Where the data below has the string "marker", return the whole line.

◆ ◆ ◆ ◆ ◆

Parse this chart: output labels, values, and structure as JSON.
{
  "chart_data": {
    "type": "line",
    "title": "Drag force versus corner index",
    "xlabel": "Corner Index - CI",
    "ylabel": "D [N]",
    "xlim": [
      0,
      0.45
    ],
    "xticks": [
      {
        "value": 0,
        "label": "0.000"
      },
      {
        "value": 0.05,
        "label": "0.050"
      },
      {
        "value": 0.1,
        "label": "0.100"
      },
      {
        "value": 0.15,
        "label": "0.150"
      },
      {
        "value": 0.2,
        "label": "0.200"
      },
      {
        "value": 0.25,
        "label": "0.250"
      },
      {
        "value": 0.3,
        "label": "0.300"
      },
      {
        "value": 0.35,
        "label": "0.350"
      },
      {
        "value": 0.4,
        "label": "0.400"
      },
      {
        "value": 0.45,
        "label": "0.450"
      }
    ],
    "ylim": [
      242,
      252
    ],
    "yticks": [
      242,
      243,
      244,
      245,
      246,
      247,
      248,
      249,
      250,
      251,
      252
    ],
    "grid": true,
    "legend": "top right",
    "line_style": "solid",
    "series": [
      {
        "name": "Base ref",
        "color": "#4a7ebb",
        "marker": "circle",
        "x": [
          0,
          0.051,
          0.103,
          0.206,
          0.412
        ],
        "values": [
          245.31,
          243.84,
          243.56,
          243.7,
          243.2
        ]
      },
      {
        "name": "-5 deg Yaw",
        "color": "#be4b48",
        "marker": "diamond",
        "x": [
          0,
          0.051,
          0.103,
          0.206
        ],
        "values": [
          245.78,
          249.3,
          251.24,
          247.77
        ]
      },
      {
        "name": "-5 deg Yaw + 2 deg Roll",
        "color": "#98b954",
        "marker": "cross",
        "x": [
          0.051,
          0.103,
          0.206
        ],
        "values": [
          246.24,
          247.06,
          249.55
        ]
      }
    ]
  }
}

◆ ◆ ◆ ◆ ◆

THE RESULT
        "marker": "circle",
        "marker": "diamond",
        "marker": "cross",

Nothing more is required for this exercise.